Consigne: Recopiez mot pour mot le passage du texte ci-dessous sur le droit de mourir dans la dignité, de « Les dérapages possibles » à « est bien réel. ».

Bloc de texte:
***

Les dérapages possibles ont occupé une bonne part de la deuxième journée des débats de la Commission sur le droit de mourir dans la dignité, mercredi, à Montréal. Tandis que les tenants de l'euthanasie ont parlé de la montée de pratiques clandestines, les groupes qui s'y opposent ont prévenu que la légalisation ouvrirait la porte à des abus et à des injustices qui ne pourront être prévenues, même avec des balises.

La porte-parole de l'Association québécoise pour le droit de mourir dans la dignité, Hélène Bolduc, a affirmé que l'euthanasie clandestine n'est pas quantifiable, puisqu'elle est pratiquée dans le silence, mais que le phénomène est bien réel.

«Les moyens sont là, les médicaments sont en quantité suffisante à la maison et prescrits par les médecins, a expliqué Mme Bolduc. Ce qu'on entend dans le milieu, nous, ce sont des paroles du genre: «Moi, je vais me débrouiller en temps et lieu pour mettre fin à mes souffrances.»»

***

Extraits de données:
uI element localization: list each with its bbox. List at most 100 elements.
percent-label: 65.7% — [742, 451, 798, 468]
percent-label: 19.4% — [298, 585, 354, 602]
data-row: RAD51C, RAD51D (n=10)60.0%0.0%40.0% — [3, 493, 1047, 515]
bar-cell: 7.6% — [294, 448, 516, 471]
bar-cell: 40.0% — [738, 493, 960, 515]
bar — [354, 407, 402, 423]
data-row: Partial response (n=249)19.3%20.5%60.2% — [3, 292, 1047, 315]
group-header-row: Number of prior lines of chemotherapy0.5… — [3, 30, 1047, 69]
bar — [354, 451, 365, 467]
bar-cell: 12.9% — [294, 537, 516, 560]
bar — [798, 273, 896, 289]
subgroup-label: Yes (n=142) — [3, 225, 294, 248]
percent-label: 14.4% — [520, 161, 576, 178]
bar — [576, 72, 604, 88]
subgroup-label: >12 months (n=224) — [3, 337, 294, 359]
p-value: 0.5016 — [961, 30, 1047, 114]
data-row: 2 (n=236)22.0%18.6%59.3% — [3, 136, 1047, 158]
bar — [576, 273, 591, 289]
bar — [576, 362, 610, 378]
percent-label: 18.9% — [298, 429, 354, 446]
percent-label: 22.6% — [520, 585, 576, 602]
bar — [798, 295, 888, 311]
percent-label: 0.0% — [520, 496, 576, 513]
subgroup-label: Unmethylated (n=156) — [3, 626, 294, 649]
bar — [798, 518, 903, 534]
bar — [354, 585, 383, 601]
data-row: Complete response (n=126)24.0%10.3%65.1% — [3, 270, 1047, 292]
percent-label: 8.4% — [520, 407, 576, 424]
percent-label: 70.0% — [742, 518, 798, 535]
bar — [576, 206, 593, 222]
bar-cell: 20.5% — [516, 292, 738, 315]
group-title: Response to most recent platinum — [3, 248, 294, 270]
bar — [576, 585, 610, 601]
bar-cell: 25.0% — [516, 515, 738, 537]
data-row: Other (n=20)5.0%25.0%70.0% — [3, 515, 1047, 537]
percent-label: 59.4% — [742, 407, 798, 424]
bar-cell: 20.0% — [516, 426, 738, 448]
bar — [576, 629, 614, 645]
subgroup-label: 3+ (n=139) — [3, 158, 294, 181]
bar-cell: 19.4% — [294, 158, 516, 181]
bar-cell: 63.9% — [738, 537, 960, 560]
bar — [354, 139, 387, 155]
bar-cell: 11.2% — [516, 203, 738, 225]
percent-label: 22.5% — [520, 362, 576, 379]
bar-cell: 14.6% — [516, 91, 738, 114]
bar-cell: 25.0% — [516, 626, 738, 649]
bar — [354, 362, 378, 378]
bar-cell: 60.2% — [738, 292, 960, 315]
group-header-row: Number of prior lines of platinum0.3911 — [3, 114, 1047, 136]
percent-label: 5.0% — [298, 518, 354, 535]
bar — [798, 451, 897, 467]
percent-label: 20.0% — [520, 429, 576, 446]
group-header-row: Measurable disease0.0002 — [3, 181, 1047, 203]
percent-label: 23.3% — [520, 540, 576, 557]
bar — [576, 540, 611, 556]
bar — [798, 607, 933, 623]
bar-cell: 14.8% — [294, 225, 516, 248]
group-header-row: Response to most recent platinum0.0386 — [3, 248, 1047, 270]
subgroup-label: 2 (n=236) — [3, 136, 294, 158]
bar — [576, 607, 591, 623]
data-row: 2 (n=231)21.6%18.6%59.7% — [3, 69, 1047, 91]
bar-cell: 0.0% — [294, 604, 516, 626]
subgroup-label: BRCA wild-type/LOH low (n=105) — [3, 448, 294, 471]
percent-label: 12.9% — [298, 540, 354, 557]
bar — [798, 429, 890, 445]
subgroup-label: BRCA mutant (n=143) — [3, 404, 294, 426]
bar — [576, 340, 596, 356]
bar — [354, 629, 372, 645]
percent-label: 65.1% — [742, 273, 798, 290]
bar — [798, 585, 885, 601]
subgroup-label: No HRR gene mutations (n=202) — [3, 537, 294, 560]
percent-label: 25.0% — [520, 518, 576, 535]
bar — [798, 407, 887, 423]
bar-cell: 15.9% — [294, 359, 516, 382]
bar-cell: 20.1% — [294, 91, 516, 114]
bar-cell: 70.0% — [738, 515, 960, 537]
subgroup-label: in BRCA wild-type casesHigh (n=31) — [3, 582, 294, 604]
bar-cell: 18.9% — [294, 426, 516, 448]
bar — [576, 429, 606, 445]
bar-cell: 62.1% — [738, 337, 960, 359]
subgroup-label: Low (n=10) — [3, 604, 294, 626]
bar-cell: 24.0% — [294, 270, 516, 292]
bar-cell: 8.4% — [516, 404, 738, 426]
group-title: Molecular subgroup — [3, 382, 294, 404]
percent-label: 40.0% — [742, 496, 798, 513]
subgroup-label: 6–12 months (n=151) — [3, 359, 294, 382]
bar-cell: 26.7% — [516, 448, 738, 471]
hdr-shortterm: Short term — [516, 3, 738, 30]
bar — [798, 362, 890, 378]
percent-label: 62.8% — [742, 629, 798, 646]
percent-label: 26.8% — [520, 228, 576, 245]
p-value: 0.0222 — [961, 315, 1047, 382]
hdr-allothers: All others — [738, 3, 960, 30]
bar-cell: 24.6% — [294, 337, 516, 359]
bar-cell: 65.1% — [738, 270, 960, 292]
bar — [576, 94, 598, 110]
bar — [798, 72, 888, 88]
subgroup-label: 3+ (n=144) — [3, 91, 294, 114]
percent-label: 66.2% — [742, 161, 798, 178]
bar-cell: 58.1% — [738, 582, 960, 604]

***

Réponse:
Les dérapages possibles ont occupé une bonne part de la deuxième journée des débats de la Commission sur le droit de mourir dans la dignité, mercredi, à Montréal. Tandis que les tenants de l'euthanasie ont parlé de la montée de pratiques clandestines, les groupes qui s'y opposent ont prévenu que la légalisation ouvrirait la porte à des abus et à des injustices qui ne pourront être prévenues, même avec des balises.

La porte-parole de l'Association québécoise pour le droit de mourir dans la dignité, Hélène Bolduc, a affirmé que l'euthanasie clandestine n'est pas quantifiable, puisqu'elle est pratiquée dans le silence, mais que le phénomène est bien réel.